Stated task
Look for the string "value" in the lines and copy each line that has it.

+---+

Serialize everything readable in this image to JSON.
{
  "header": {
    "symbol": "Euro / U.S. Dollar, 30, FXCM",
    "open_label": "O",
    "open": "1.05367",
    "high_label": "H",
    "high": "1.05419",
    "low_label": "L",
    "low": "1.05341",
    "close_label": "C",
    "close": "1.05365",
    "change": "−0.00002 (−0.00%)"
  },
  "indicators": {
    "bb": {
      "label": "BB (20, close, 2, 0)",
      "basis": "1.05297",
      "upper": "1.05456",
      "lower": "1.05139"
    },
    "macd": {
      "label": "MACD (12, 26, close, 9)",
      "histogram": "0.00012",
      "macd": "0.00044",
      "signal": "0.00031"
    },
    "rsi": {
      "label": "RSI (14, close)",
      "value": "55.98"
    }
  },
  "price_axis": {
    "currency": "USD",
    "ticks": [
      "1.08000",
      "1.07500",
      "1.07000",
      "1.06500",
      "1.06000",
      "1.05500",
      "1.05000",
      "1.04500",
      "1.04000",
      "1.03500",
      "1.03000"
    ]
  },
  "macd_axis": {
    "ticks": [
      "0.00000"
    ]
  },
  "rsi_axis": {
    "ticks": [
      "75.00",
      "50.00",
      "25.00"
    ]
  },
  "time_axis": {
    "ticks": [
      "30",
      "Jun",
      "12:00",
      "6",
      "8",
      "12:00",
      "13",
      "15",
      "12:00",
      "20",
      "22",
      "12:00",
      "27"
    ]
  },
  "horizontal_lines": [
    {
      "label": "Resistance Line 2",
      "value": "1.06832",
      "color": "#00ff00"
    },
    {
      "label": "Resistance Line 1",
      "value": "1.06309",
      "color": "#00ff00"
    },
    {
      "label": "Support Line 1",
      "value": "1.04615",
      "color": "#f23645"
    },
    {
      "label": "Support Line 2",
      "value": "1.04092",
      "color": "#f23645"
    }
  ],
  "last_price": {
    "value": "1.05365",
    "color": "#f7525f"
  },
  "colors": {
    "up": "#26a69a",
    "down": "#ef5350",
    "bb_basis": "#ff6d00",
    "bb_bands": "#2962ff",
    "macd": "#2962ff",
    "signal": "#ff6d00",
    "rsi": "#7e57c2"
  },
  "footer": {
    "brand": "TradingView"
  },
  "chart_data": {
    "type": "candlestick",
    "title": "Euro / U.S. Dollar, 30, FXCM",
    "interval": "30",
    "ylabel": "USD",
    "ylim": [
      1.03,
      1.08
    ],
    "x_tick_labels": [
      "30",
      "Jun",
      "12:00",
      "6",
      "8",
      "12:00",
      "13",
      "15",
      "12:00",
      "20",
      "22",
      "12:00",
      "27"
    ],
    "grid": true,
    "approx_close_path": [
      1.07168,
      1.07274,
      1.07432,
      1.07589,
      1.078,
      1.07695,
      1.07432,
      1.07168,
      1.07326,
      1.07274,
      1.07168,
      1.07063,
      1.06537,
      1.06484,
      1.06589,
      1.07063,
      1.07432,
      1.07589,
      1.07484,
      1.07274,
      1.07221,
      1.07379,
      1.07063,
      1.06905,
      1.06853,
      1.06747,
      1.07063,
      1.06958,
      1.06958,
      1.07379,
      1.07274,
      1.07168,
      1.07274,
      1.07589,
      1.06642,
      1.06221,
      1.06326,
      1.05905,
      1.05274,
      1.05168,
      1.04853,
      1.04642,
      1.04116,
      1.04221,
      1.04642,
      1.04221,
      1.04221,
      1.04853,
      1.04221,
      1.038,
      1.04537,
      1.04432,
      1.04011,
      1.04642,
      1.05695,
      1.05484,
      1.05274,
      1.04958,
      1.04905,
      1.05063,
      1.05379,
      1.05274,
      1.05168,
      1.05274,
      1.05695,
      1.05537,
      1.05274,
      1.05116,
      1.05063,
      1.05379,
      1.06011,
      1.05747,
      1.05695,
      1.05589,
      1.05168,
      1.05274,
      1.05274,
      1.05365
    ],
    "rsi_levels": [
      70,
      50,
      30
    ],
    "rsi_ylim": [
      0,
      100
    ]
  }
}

+---+

Solution for this task
      "value": "55.98"
      "value": "1.06832",
      "value": "1.06309",
      "value": "1.04615",
      "value": "1.04092",
    "value": "1.05365",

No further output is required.